WHAT TO WORK ON: Below is a block of records. Copy every line in it that contains the word "marker".

TASK INPUT:
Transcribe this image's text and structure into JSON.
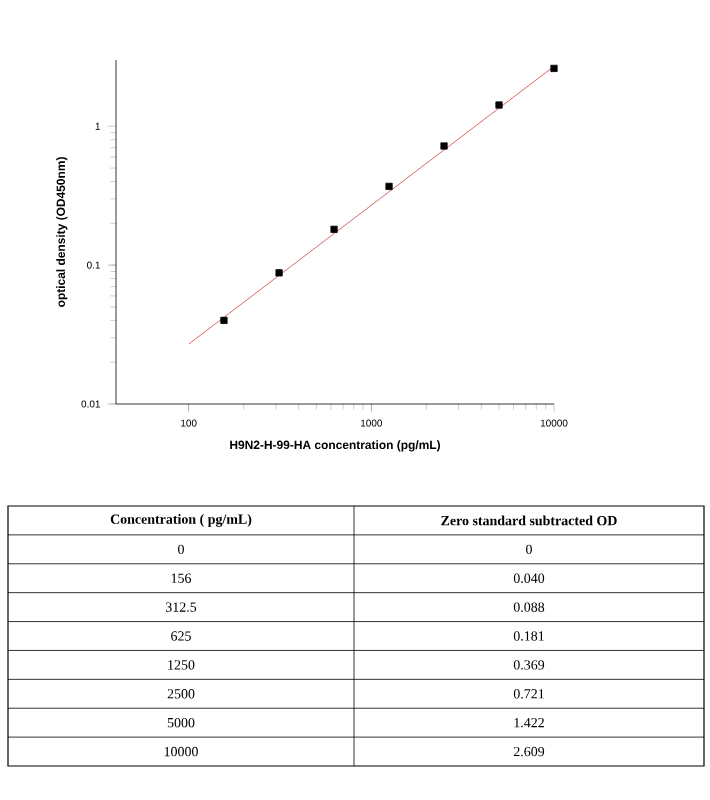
{
  "chart_data": {
    "type": "scatter",
    "xlabel": "H9N2-H-99-HA concentration (pg/mL)",
    "ylabel": "optical density (OD450nm)",
    "log": "xy",
    "xlim": [
      40,
      10000
    ],
    "ylim": [
      0.01,
      3
    ],
    "xticks": [
      100,
      1000,
      10000
    ],
    "yticks": [
      0.01,
      0.1,
      1
    ],
    "series": [
      {
        "color": "#000000",
        "marker": "square",
        "x": [
          156,
          312.5,
          625,
          1250,
          2500,
          5000,
          10000
        ],
        "values": [
          0.04,
          0.088,
          0.181,
          0.369,
          0.721,
          1.422,
          2.609
        ]
      },
      {
        "type": "line",
        "color": "#e06666",
        "marker": "none",
        "line_style": "solid",
        "x": [
          100,
          10000
        ],
        "values": [
          0.027,
          2.7
        ]
      }
    ],
    "annotations": [
      "Concentration ( pg/mL)",
      "Zero standard subtracted OD",
      "0",
      "0",
      "156",
      "0.040",
      "312.5",
      "0.088",
      "625",
      "0.181",
      "1250",
      "0.369",
      "2500",
      "0.721",
      "5000",
      "1.422",
      "10000",
      "2.609"
    ]
  }
}
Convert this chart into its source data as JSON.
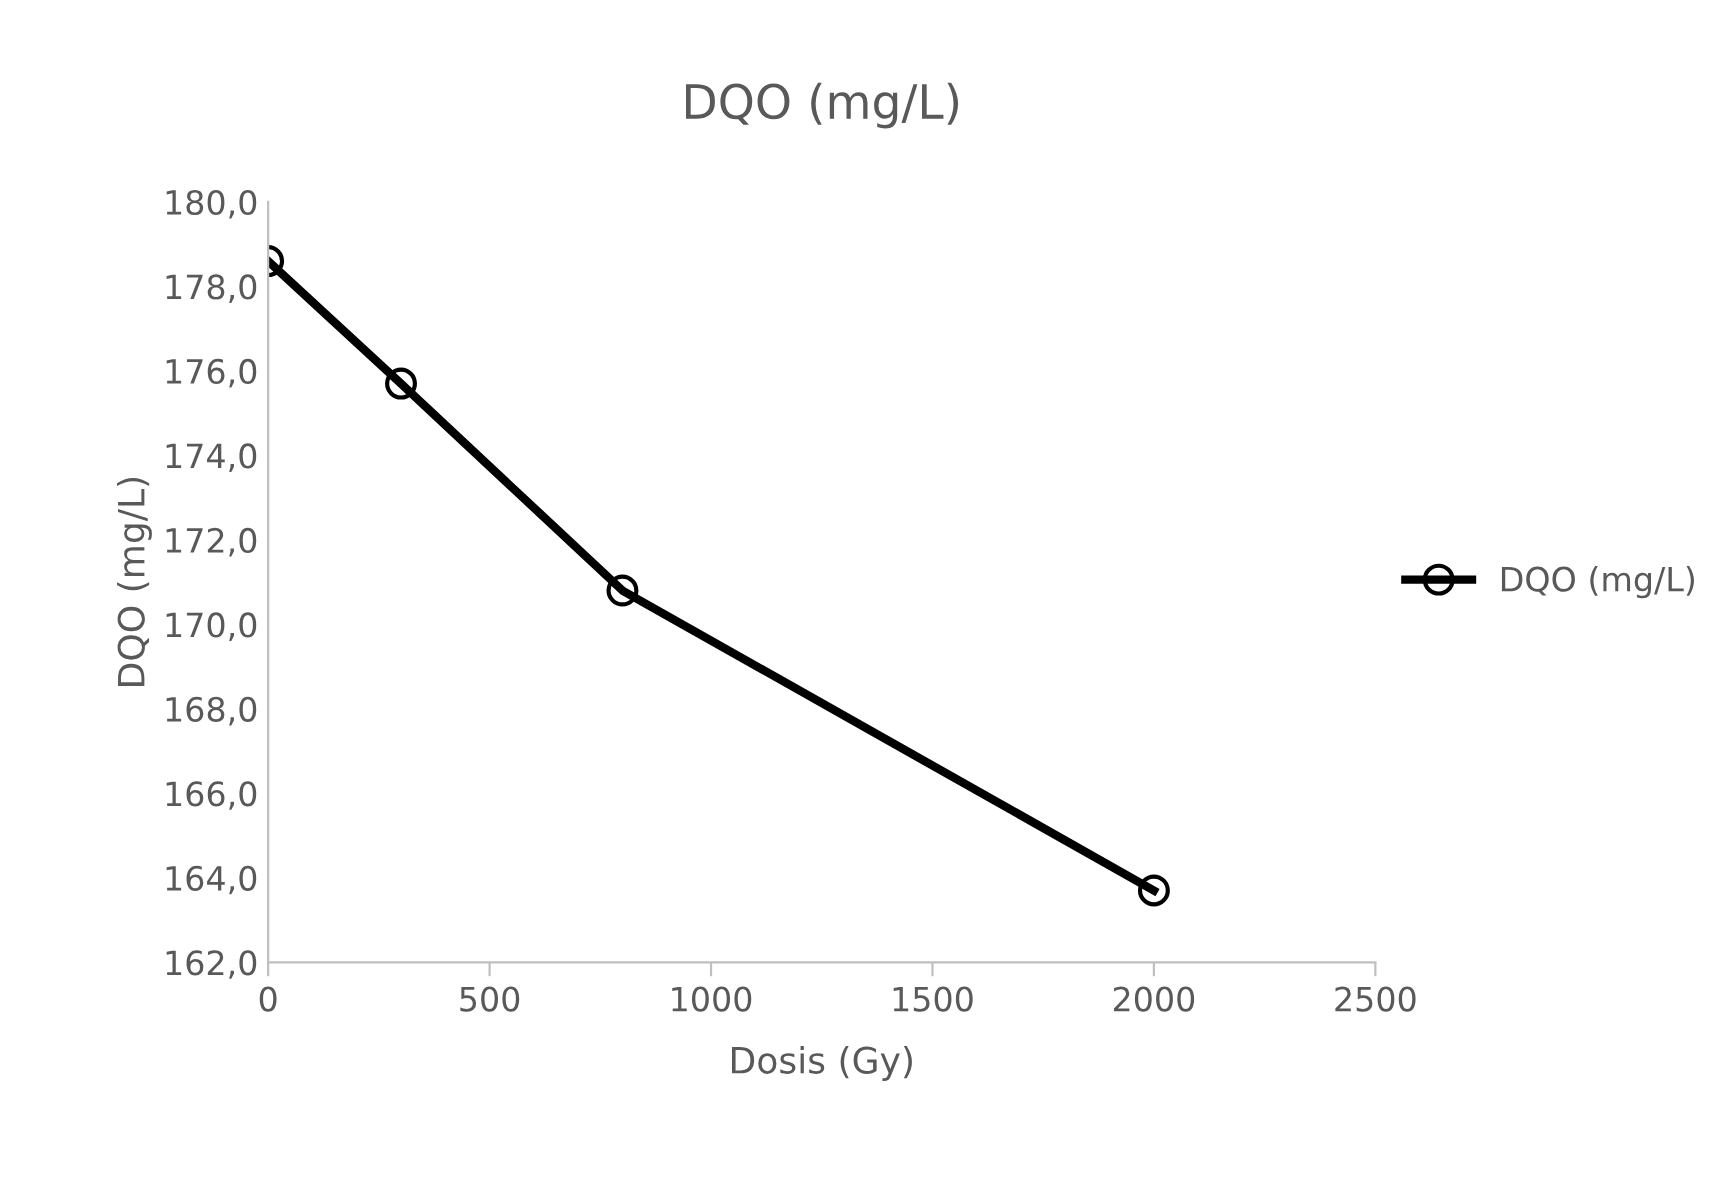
{
  "chart_data": {
    "type": "line",
    "title": "DQO (mg/L)",
    "xlabel": "Dosis (Gy)",
    "ylabel": "DQO (mg/L)",
    "x": [
      0,
      300,
      800,
      2000
    ],
    "series": [
      {
        "name": "DQO (mg/L)",
        "color": "#000000",
        "values": [
          178.6,
          175.7,
          170.8,
          163.7
        ]
      }
    ],
    "xlim": [
      0,
      2500
    ],
    "xticks": [
      0,
      500,
      1000,
      1500,
      2000,
      2500
    ],
    "ylim": [
      162,
      180
    ],
    "yticks": [
      {
        "value": 162,
        "label": "162,0"
      },
      {
        "value": 164,
        "label": "164,0"
      },
      {
        "value": 166,
        "label": "166,0"
      },
      {
        "value": 168,
        "label": "168,0"
      },
      {
        "value": 170,
        "label": "170,0"
      },
      {
        "value": 172,
        "label": "172,0"
      },
      {
        "value": 174,
        "label": "174,0"
      },
      {
        "value": 176,
        "label": "176,0"
      },
      {
        "value": 178,
        "label": "178,0"
      },
      {
        "value": 180,
        "label": "180,0"
      }
    ],
    "grid": false,
    "legend": "right",
    "marker": "circle",
    "line_style": "solid"
  }
}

FULL SOLUTION:
        "marker": "square",
        "marker": "none",
    "marker": "circle",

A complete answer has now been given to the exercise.